== Segment start ==

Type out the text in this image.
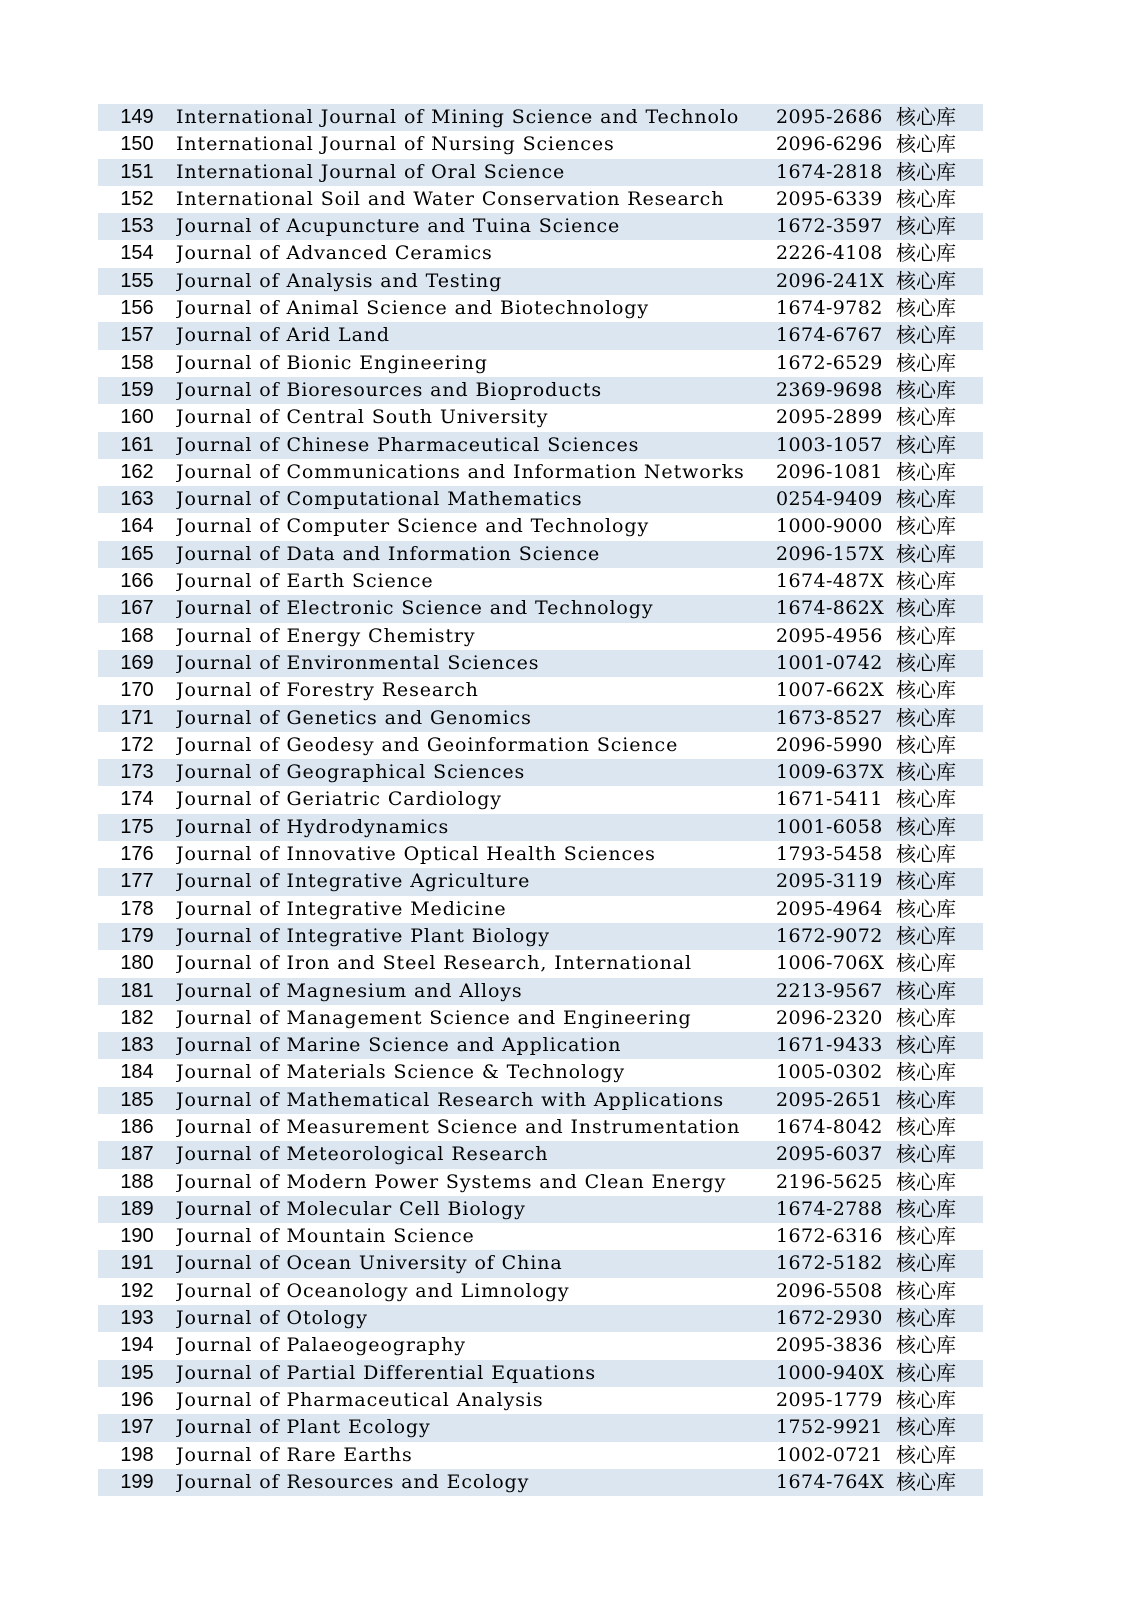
149	International Journal of Mining Science and Technolo	2095-2686	核心库
150	International Journal of Nursing Sciences	2096-6296	核心库
151	International Journal of Oral Science	1674-2818	核心库
152	International Soil and Water Conservation Research	2095-6339	核心库
153	Journal of Acupuncture and Tuina Science	1672-3597	核心库
154	Journal of Advanced Ceramics	2226-4108	核心库
155	Journal of Analysis and Testing	2096-241X	核心库
156	Journal of Animal Science and Biotechnology	1674-9782	核心库
157	Journal of Arid Land	1674-6767	核心库
158	Journal of Bionic Engineering	1672-6529	核心库
159	Journal of Bioresources and Bioproducts	2369-9698	核心库
160	Journal of Central South University	2095-2899	核心库
161	Journal of Chinese Pharmaceutical Sciences	1003-1057	核心库
162	Journal of Communications and Information Networks	2096-1081	核心库
163	Journal of Computational Mathematics	0254-9409	核心库
164	Journal of Computer Science and Technology	1000-9000	核心库
165	Journal of Data and Information Science	2096-157X	核心库
166	Journal of Earth Science	1674-487X	核心库
167	Journal of Electronic Science and Technology	1674-862X	核心库
168	Journal of Energy Chemistry	2095-4956	核心库
169	Journal of Environmental Sciences	1001-0742	核心库
170	Journal of Forestry Research	1007-662X	核心库
171	Journal of Genetics and Genomics	1673-8527	核心库
172	Journal of Geodesy and Geoinformation Science	2096-5990	核心库
173	Journal of Geographical Sciences	1009-637X	核心库
174	Journal of Geriatric Cardiology	1671-5411	核心库
175	Journal of Hydrodynamics	1001-6058	核心库
176	Journal of Innovative Optical Health Sciences	1793-5458	核心库
177	Journal of Integrative Agriculture	2095-3119	核心库
178	Journal of Integrative Medicine	2095-4964	核心库
179	Journal of Integrative Plant Biology	1672-9072	核心库
180	Journal of Iron and Steel Research, International	1006-706X	核心库
181	Journal of Magnesium and Alloys	2213-9567	核心库
182	Journal of Management Science and Engineering	2096-2320	核心库
183	Journal of Marine Science and Application	1671-9433	核心库
184	Journal of Materials Science & Technology	1005-0302	核心库
185	Journal of Mathematical Research with Applications	2095-2651	核心库
186	Journal of Measurement Science and Instrumentation	1674-8042	核心库
187	Journal of Meteorological Research	2095-6037	核心库
188	Journal of Modern Power Systems and Clean Energy	2196-5625	核心库
189	Journal of Molecular Cell Biology	1674-2788	核心库
190	Journal of Mountain Science	1672-6316	核心库
191	Journal of Ocean University of China	1672-5182	核心库
192	Journal of Oceanology and Limnology	2096-5508	核心库
193	Journal of Otology	1672-2930	核心库
194	Journal of Palaeogeography	2095-3836	核心库
195	Journal of Partial Differential Equations	1000-940X	核心库
196	Journal of Pharmaceutical Analysis	2095-1779	核心库
197	Journal of Plant Ecology	1752-9921	核心库
198	Journal of Rare Earths	1002-0721	核心库
199	Journal of Resources and Ecology	1674-764X	核心库
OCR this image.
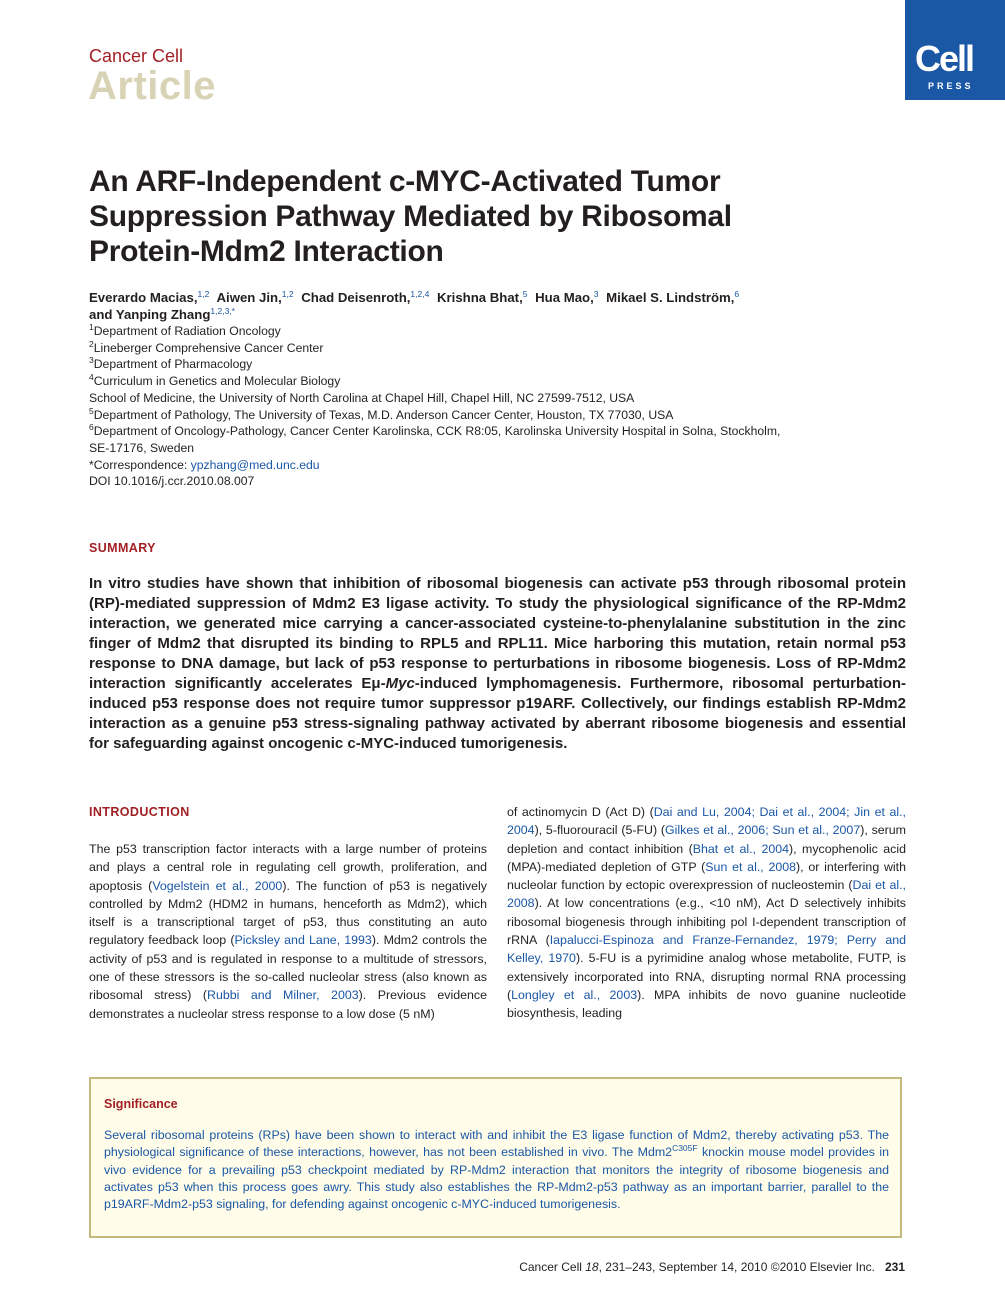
Cancer Cell
Article
Cell
PRESS
An ARF-Independent c-MYC-Activated Tumor Suppression Pathway Mediated by Ribosomal Protein-Mdm2 Interaction
Everardo Macias,$^{1,2}$ Aiwen Jin,$^{1,2}$ Chad Deisenroth,$^{1,2,4}$ Krishna Bhat,$^5$ Hua Mao,$^3$ Mikael S. Lindström,$^6$
and Yanping Zhang$^{1,2,3,*}$
$^1$Department of Radiation Oncology
$^2$Lineberger Comprehensive Cancer Center
$^3$Department of Pharmacology
$^4$Curriculum in Genetics and Molecular Biology
School of Medicine, the University of North Carolina at Chapel Hill, Chapel Hill, NC 27599-7512, USA
$^5$Department of Pathology, The University of Texas, M.D. Anderson Cancer Center, Houston, TX 77030, USA
$^6$Department of Oncology-Pathology, Cancer Center Karolinska, CCK R8:05, Karolinska University Hospital in Solna, Stockholm,
SE-17176, Sweden
*Correspondence: ypzhang@med.unc.edu
DOI 10.1016/j.ccr.2010.08.007
SUMMARY
In vitro studies have shown that inhibition of ribosomal biogenesis can activate p53 through ribosomal protein (RP)-mediated suppression of Mdm2 E3 ligase activity. To study the physiological significance of the RP-Mdm2 interaction, we generated mice carrying a cancer-associated cysteine-to-phenylalanine substitution in the zinc finger of Mdm2 that disrupted its binding to RPL5 and RPL11. Mice harboring this mutation, retain normal p53 response to DNA damage, but lack of p53 response to perturbations in ribosome biogenesis. Loss of RP-Mdm2 interaction significantly accelerates Eμ-Myc-induced lymphomagenesis. Furthermore, ribosomal perturbation-induced p53 response does not require tumor suppressor p19ARF. Collectively, our findings establish RP-Mdm2 interaction as a genuine p53 stress-signaling pathway activated by aberrant ribosome biogenesis and essential for safeguarding against oncogenic c-MYC-induced tumorigenesis.
INTRODUCTION
The p53 transcription factor interacts with a large number of proteins and plays a central role in regulating cell growth, proliferation, and apoptosis (Vogelstein et al., 2000). The function of p53 is negatively controlled by Mdm2 (HDM2 in humans, henceforth as Mdm2), which itself is a transcriptional target of p53, thus constituting an auto regulatory feedback loop (Picksley and Lane, 1993). Mdm2 controls the activity of p53 and is regulated in response to a multitude of stressors, one of these stressors is the so-called nucleolar stress (also known as ribosomal stress) (Rubbi and Milner, 2003). Previous evidence demonstrates a nucleolar stress response to a low dose (5 nM)
of actinomycin D (Act D) (Dai and Lu, 2004; Dai et al., 2004; Jin et al., 2004), 5-fluorouracil (5-FU) (Gilkes et al., 2006; Sun et al., 2007), serum depletion and contact inhibition (Bhat et al., 2004), mycophenolic acid (MPA)-mediated depletion of GTP (Sun et al., 2008), or interfering with nucleolar function by ectopic overexpression of nucleostemin (Dai et al., 2008). At low concentrations (e.g., <10 nM), Act D selectively inhibits ribosomal biogenesis through inhibiting pol I-dependent transcription of rRNA (Iapalucci-Espinoza and Franze-Fernandez, 1979; Perry and Kelley, 1970). 5-FU is a pyrimidine analog whose metabolite, FUTP, is extensively incorporated into RNA, disrupting normal RNA processing (Longley et al., 2003). MPA inhibits de novo guanine nucleotide biosynthesis, leading
Significance
Several ribosomal proteins (RPs) have been shown to interact with and inhibit the E3 ligase function of Mdm2, thereby activating p53. The physiological significance of these interactions, however, has not been established in vivo. The $Mdm2^{C305F}$ knockin mouse model provides in vivo evidence for a prevailing p53 checkpoint mediated by RP-Mdm2 interaction that monitors the integrity of ribosome biogenesis and activates p53 when this process goes awry. This study also establishes the RP-Mdm2-p53 pathway as an important barrier, parallel to the p19ARF-Mdm2-p53 signaling, for defending against oncogenic c-MYC-induced tumorigenesis.
Cancer Cell 18, 231–243, September 14, 2010 ©2010 Elsevier Inc. 231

== Segment end ==

> **TASK ITEM**
Your task is to gather all lines from the entries above that hold the word "ligase".

> **RESPONSE**
In vitro studies have shown that inhibition of ribosomal biogenesis can activate p53 through ribosomal protein (RP)-mediated suppression of Mdm2 E3 ligase activity. To study the physiological significance of the RP-Mdm2 interaction, we generated mice carrying a cancer-associated cysteine-to-phenylalanine substitution in the zinc finger of Mdm2 that disrupted its binding to RPL5 and RPL11. Mice harboring this mutation, retain normal p53 response to DNA damage, but lack of p53 response to perturbations in ribosome biogenesis. Loss of RP-Mdm2 interaction significantly accelerates Eμ-Myc-induced lymphomagenesis. Furthermore, ribosomal perturbation-induced p53 response does not require tumor suppressor p19ARF. Collectively, our findings establish RP-Mdm2 interaction as a genuine p53 stress-signaling pathway activated by aberrant ribosome biogenesis and essential for safeguarding against oncogenic c-MYC-induced tumorigenesis.
Several ribosomal proteins (RPs) have been shown to interact with and inhibit the E3 ligase function of Mdm2, thereby activating p53. The physiological significance of these interactions, however, has not been established in vivo. The $Mdm2^{C305F}$ knockin mouse model provides in vivo evidence for a prevailing p53 checkpoint mediated by RP-Mdm2 interaction that monitors the integrity of ribosome biogenesis and activates p53 when this process goes awry. This study also establishes the RP-Mdm2-p53 pathway as an important barrier, parallel to the p19ARF-Mdm2-p53 signaling, for defending against oncogenic c-MYC-induced tumorigenesis.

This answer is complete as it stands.